Give every entry again, unchanged, and leave its images out.

━━━━━ Given records ━━━━━

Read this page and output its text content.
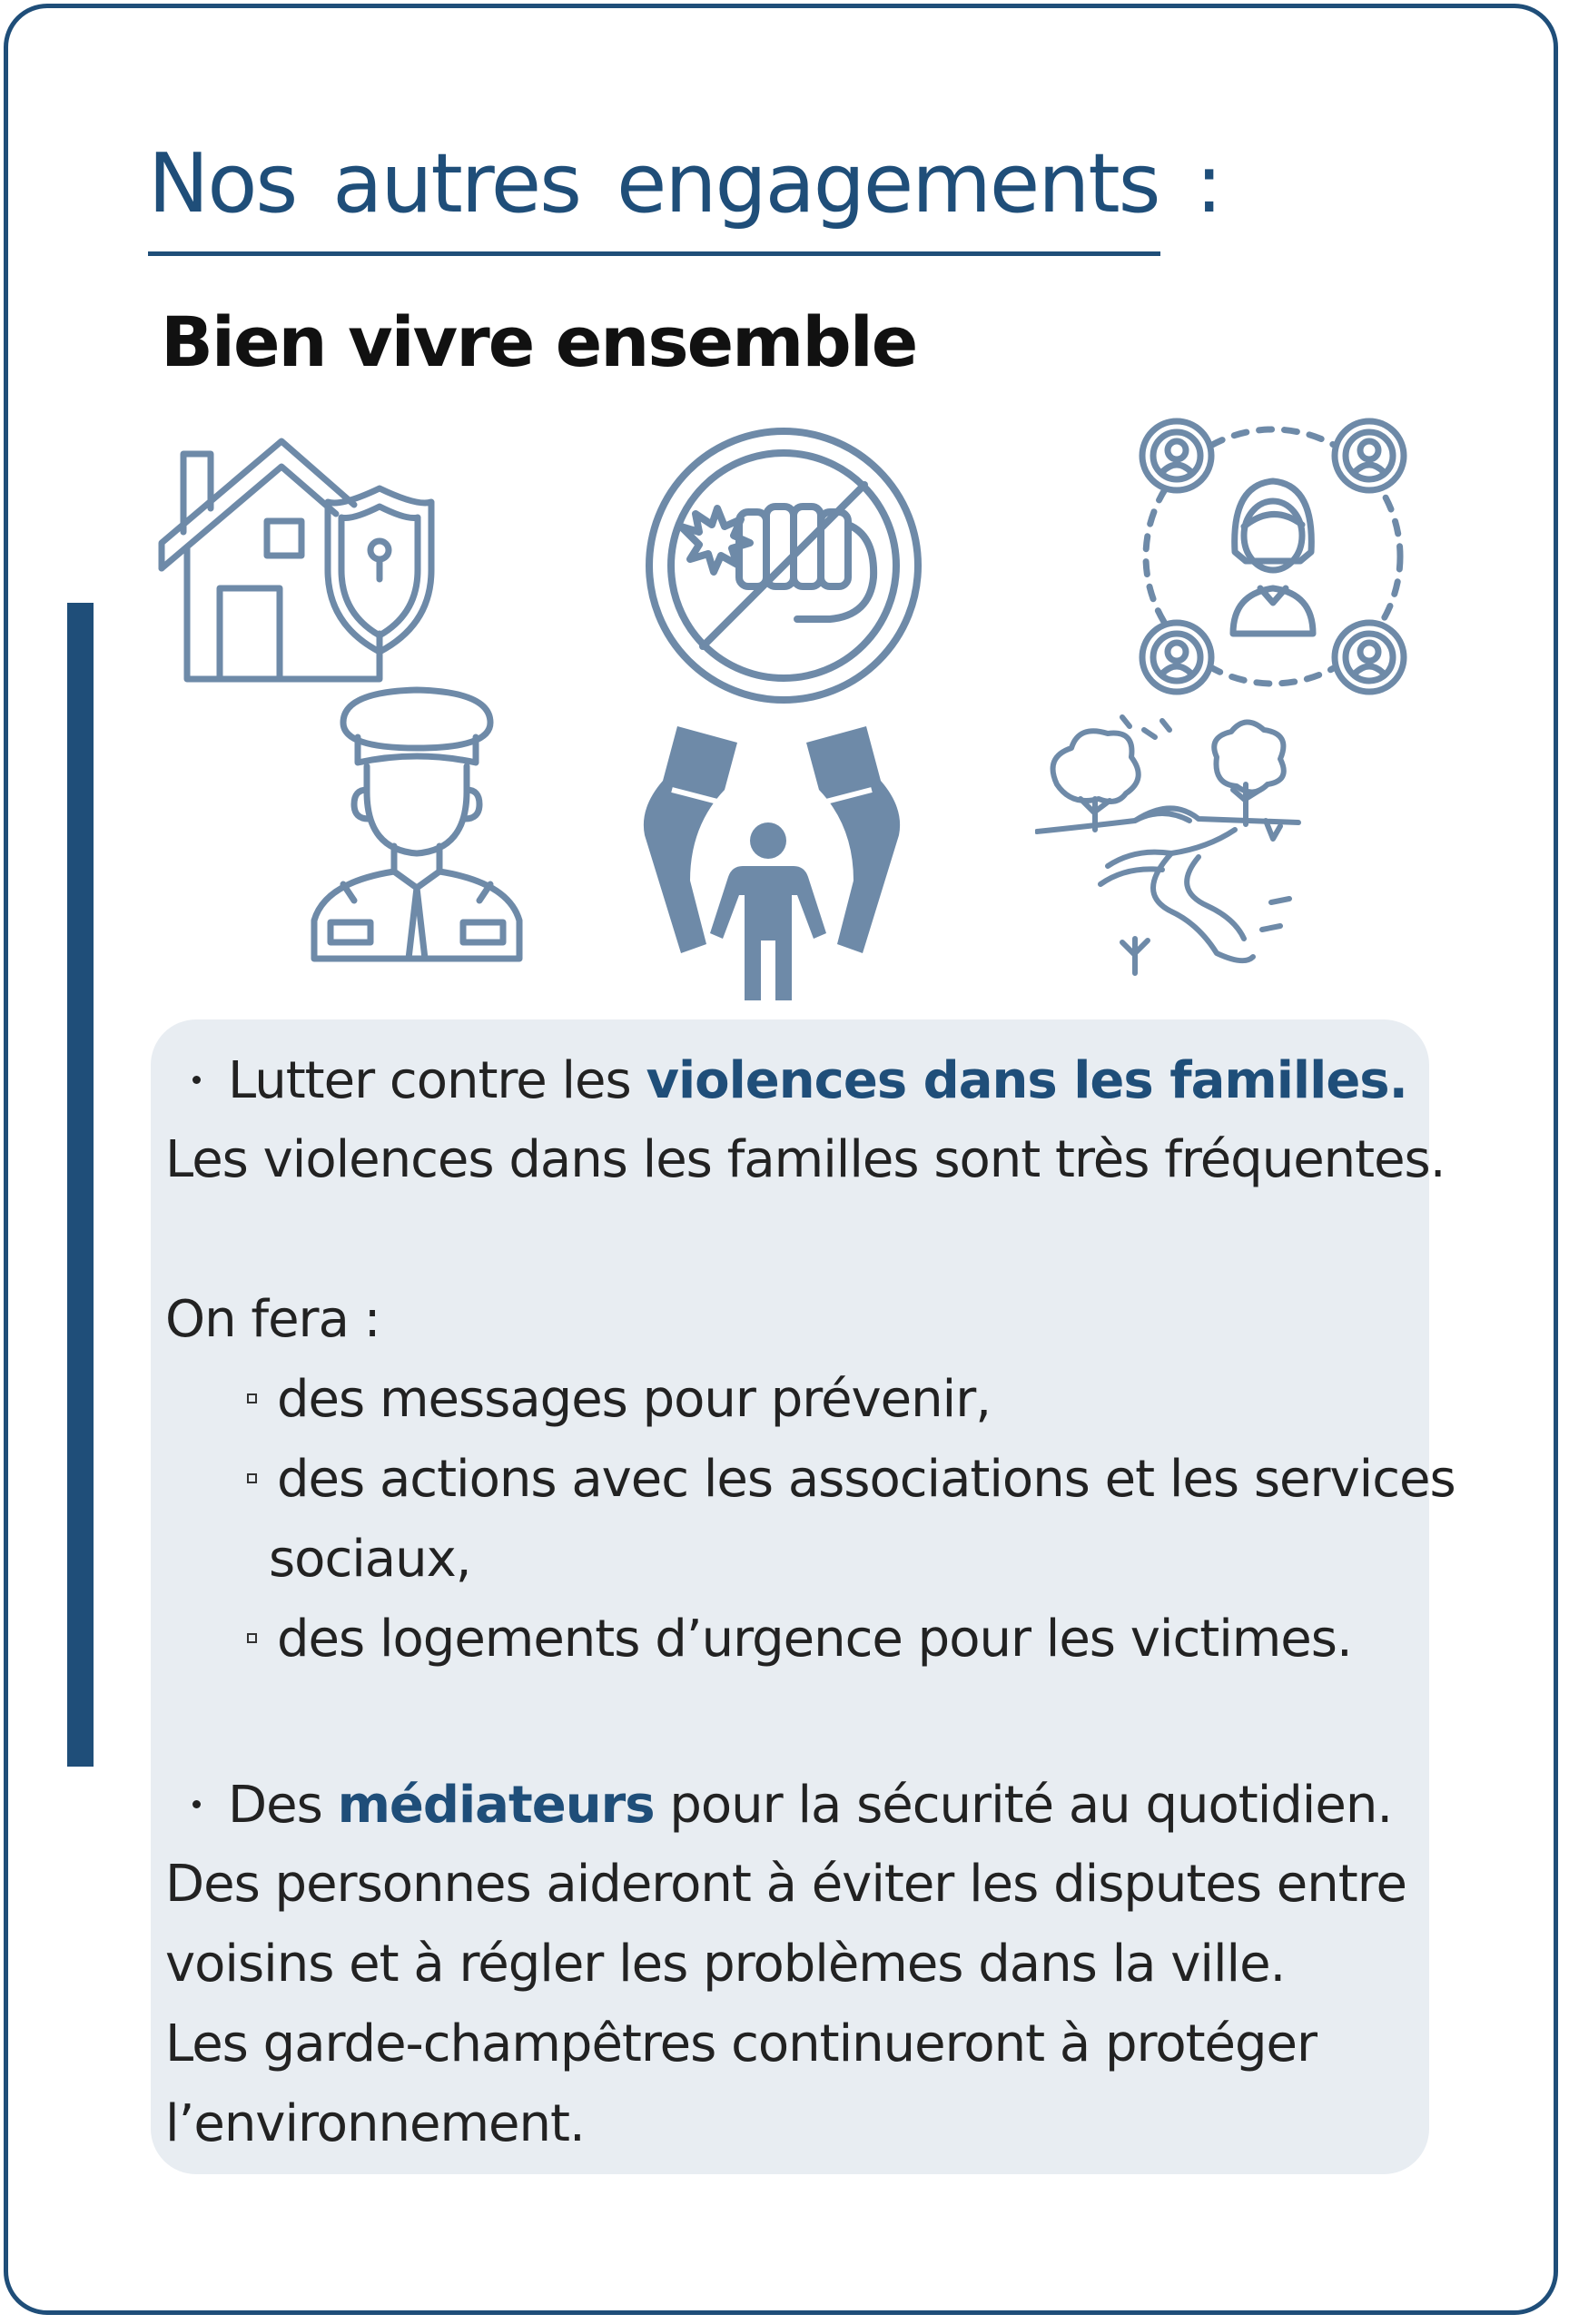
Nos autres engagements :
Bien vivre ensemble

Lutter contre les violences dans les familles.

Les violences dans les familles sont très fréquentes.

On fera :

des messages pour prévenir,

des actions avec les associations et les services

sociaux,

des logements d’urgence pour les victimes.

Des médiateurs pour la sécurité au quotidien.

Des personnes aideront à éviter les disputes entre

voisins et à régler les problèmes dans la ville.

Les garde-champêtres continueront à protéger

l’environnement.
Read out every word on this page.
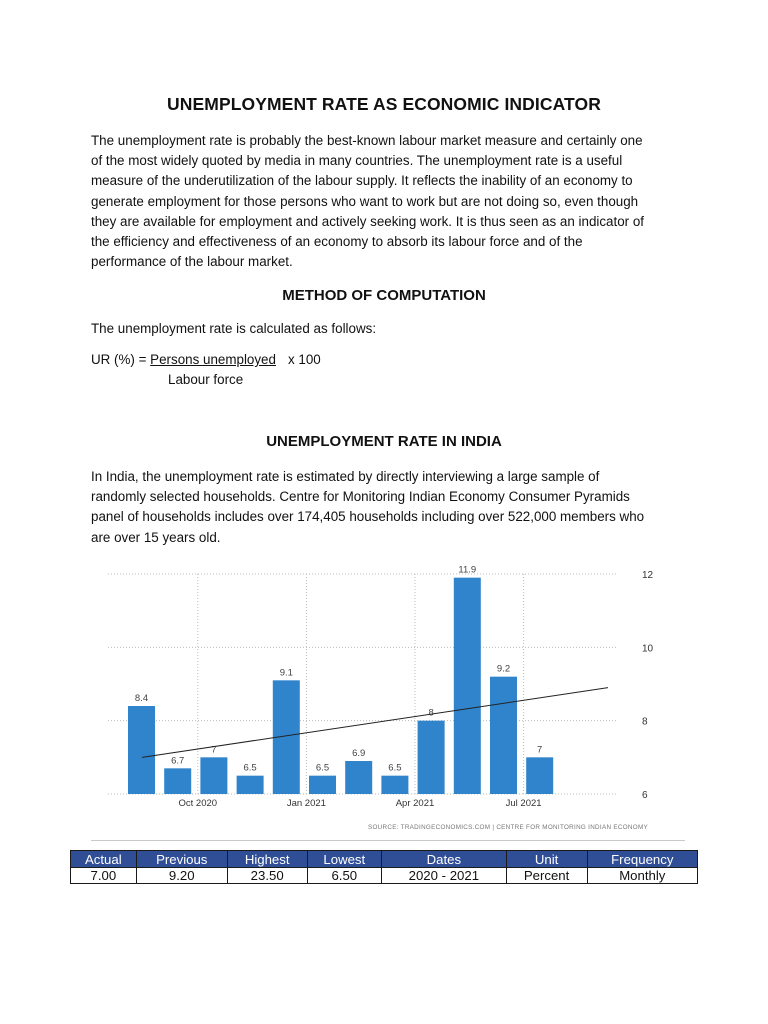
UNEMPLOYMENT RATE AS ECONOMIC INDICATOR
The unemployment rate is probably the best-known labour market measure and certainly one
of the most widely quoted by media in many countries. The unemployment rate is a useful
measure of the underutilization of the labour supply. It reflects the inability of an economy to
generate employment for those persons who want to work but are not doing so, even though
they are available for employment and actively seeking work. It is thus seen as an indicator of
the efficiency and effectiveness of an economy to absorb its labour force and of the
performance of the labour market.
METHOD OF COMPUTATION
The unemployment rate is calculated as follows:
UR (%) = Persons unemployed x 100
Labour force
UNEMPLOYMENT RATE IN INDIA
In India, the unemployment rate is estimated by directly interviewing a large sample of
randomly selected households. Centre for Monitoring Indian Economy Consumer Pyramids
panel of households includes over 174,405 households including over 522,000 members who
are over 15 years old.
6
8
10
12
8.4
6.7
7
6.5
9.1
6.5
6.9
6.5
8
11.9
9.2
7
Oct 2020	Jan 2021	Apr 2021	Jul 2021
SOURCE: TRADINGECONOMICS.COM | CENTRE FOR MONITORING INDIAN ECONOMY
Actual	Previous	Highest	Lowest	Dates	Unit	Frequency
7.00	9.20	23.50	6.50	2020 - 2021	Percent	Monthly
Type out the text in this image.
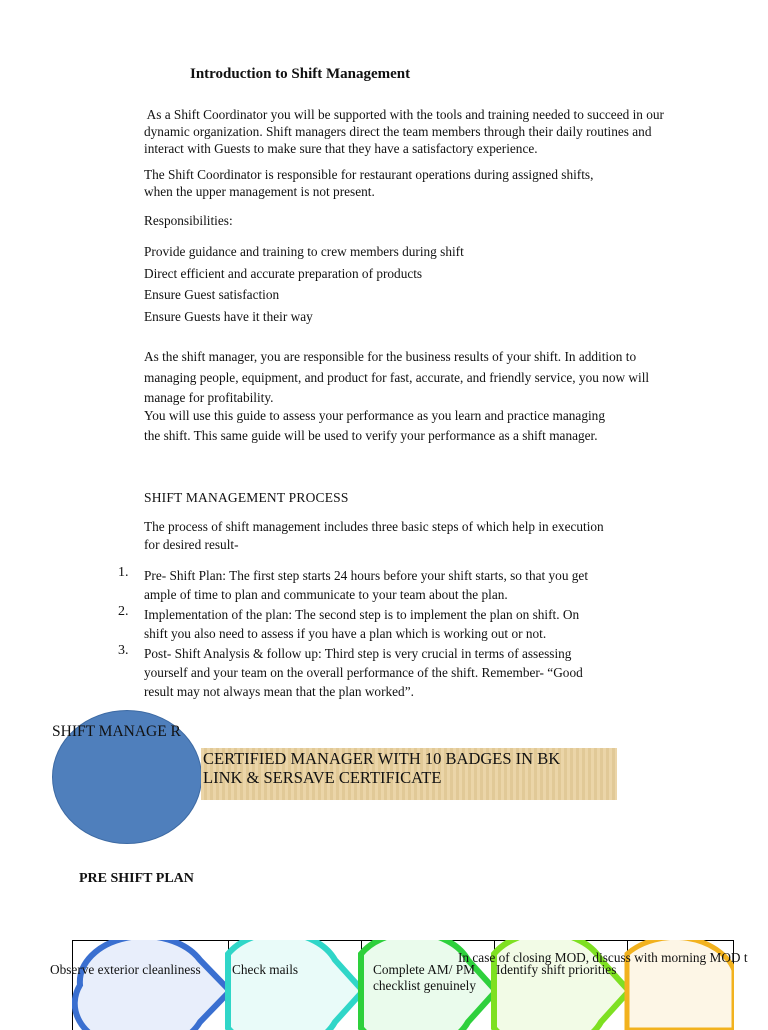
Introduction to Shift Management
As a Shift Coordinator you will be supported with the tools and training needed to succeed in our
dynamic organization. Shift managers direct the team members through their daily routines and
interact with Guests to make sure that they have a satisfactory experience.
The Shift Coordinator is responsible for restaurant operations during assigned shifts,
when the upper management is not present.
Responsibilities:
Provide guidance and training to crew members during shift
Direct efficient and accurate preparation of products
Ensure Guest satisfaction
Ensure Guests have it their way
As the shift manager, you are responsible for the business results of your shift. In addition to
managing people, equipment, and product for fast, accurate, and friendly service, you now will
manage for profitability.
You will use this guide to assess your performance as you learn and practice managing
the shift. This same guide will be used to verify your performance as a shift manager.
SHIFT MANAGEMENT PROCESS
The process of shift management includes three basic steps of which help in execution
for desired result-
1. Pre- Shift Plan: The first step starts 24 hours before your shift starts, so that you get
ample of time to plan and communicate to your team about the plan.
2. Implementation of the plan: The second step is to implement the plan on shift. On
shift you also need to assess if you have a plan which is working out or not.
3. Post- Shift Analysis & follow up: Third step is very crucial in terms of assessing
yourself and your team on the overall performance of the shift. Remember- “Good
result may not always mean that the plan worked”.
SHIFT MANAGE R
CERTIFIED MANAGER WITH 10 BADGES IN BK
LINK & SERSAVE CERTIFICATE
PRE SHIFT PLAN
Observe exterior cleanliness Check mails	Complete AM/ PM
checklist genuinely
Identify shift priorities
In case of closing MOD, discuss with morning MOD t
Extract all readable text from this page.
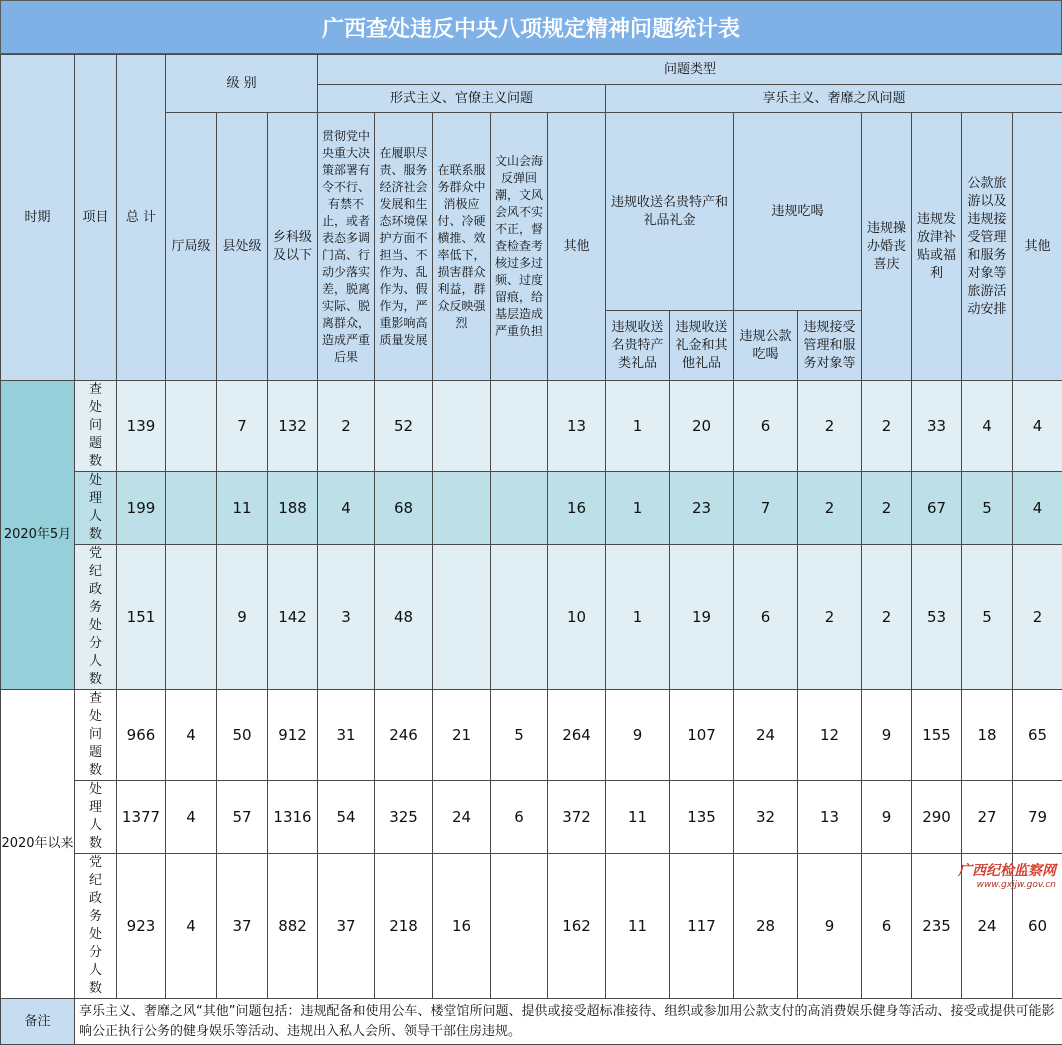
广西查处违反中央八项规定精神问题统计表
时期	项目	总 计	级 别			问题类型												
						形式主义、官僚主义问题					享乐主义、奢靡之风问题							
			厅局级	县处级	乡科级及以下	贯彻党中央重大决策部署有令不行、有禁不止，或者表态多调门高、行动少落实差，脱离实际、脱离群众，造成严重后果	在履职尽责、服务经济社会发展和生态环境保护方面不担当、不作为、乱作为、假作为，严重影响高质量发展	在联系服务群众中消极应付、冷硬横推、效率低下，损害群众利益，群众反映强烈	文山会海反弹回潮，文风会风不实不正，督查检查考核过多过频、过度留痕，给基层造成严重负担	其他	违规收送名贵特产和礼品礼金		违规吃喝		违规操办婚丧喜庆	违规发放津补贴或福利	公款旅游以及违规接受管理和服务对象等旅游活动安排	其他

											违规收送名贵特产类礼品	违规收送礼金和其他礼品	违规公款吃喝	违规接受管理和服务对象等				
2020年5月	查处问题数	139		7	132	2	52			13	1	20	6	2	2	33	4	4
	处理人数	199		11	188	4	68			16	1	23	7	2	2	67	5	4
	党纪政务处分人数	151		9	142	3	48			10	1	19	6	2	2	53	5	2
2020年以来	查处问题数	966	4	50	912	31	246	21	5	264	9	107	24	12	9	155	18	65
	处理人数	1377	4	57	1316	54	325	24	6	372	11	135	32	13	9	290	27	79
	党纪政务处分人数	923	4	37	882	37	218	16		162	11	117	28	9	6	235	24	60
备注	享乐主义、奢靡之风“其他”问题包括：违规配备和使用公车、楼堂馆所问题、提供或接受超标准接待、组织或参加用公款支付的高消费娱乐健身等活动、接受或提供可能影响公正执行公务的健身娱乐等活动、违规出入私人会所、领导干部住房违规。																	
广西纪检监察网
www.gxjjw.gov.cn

━━━━━

◆ Response below
Read this page and output its text content.
Nos autres engagements :
Bien vivre ensemble

Lutter contre les violences dans les familles.

Les violences dans les familles sont très fréquentes.

On fera :

des messages pour prévenir,

des actions avec les associations et les services

sociaux,

des logements d’urgence pour les victimes.

Des médiateurs pour la sécurité au quotidien.

Des personnes aideront à éviter les disputes entre

voisins et à régler les problèmes dans la ville.

Les garde-champêtres continueront à protéger

l’environnement.
Read out every word on this page.
UNEMPLOYMENT RATE AS ECONOMIC INDICATOR
The unemployment rate is probably the best-known labour market measure and certainly one
of the most widely quoted by media in many countries. The unemployment rate is a useful
measure of the underutilization of the labour supply. It reflects the inability of an economy to
generate employment for those persons who want to work but are not doing so, even though
they are available for employment and actively seeking work. It is thus seen as an indicator of
the efficiency and effectiveness of an economy to absorb its labour force and of the
performance of the labour market.
METHOD OF COMPUTATION
The unemployment rate is calculated as follows:
UR (%) = Persons unemployed x 100
Labour force
UNEMPLOYMENT RATE IN INDIA
In India, the unemployment rate is estimated by directly interviewing a large sample of
randomly selected households. Centre for Monitoring Indian Economy Consumer Pyramids
panel of households includes over 174,405 households including over 522,000 members who
are over 15 years old.
6
8
10
12
8.4
6.7
7
6.5
9.1
6.5
6.9
6.5
8
11.9
9.2
7
Oct 2020	Jan 2021	Apr 2021	Jul 2021
SOURCE: TRADINGECONOMICS.COM | CENTRE FOR MONITORING INDIAN ECONOMY
Actual	Previous	Highest	Lowest	Dates	Unit	Frequency
7.00	9.20	23.50	6.50	2020 - 2021	Percent	Monthly
Type out the text in this image.
Introduction to Shift Management
As a Shift Coordinator you will be supported with the tools and training needed to succeed in our
dynamic organization. Shift managers direct the team members through their daily routines and
interact with Guests to make sure that they have a satisfactory experience.
The Shift Coordinator is responsible for restaurant operations during assigned shifts,
when the upper management is not present.
Responsibilities:
Provide guidance and training to crew members during shift
Direct efficient and accurate preparation of products
Ensure Guest satisfaction
Ensure Guests have it their way
As the shift manager, you are responsible for the business results of your shift. In addition to
managing people, equipment, and product for fast, accurate, and friendly service, you now will
manage for profitability.
You will use this guide to assess your performance as you learn and practice managing
the shift. This same guide will be used to verify your performance as a shift manager.
SHIFT MANAGEMENT PROCESS
The process of shift management includes three basic steps of which help in execution
for desired result-
1. Pre- Shift Plan: The first step starts 24 hours before your shift starts, so that you get
ample of time to plan and communicate to your team about the plan.
2. Implementation of the plan: The second step is to implement the plan on shift. On
shift you also need to assess if you have a plan which is working out or not.
3. Post- Shift Analysis & follow up: Third step is very crucial in terms of assessing
yourself and your team on the overall performance of the shift. Remember- “Good
result may not always mean that the plan worked”.
SHIFT MANAGE R
CERTIFIED MANAGER WITH 10 BADGES IN BK
LINK & SERSAVE CERTIFICATE
PRE SHIFT PLAN
Observe exterior cleanliness Check mails	Complete AM/ PM
checklist genuinely
Identify shift priorities
In case of closing MOD, discuss with morning MOD t
Extract all readable text from this page.
广西查处违反中央八项规定精神问题统计表
时期	项目	总 计	级 别			问题类型												
						形式主义、官僚主义问题					享乐主义、奢靡之风问题							
			厅局级	县处级	乡科级及以下	贯彻党中央重大决策部署有令不行、有禁不止，或者表态多调门高、行动少落实差，脱离实际、脱离群众，造成严重后果	在履职尽责、服务经济社会发展和生态环境保护方面不担当、不作为、乱作为、假作为，严重影响高质量发展	在联系服务群众中消极应付、冷硬横推、效率低下，损害群众利益，群众反映强烈	文山会海反弹回潮，文风会风不实不正，督查检查考核过多过频、过度留痕，给基层造成严重负担	其他	违规收送名贵特产和礼品礼金		违规吃喝		违规操办婚丧喜庆	违规发放津补贴或福利	公款旅游以及违规接受管理和服务对象等旅游活动安排	其他

											违规收送名贵特产类礼品	违规收送礼金和其他礼品	违规公款吃喝	违规接受管理和服务对象等				
2020年5月	查处问题数	139		7	132	2	52			13	1	20	6	2	2	33	4	4
	处理人数	199		11	188	4	68			16	1	23	7	2	2	67	5	4
	党纪政务处分人数	151		9	142	3	48			10	1	19	6	2	2	53	5	2
2020年以来	查处问题数	966	4	50	912	31	246	21	5	264	9	107	24	12	9	155	18	65
	处理人数	1377	4	57	1316	54	325	24	6	372	11	135	32	13	9	290	27	79
	党纪政务处分人数	923	4	37	882	37	218	16		162	11	117	28	9	6	235	24	60
备注	享乐主义、奢靡之风“其他”问题包括：违规配备和使用公车、楼堂馆所问题、提供或接受超标准接待、组织或参加用公款支付的高消费娱乐健身等活动、接受或提供可能影响公正执行公务的健身娱乐等活动、违规出入私人会所、领导干部住房违规。																	
广西纪检监察网
www.gxjjw.gov.cn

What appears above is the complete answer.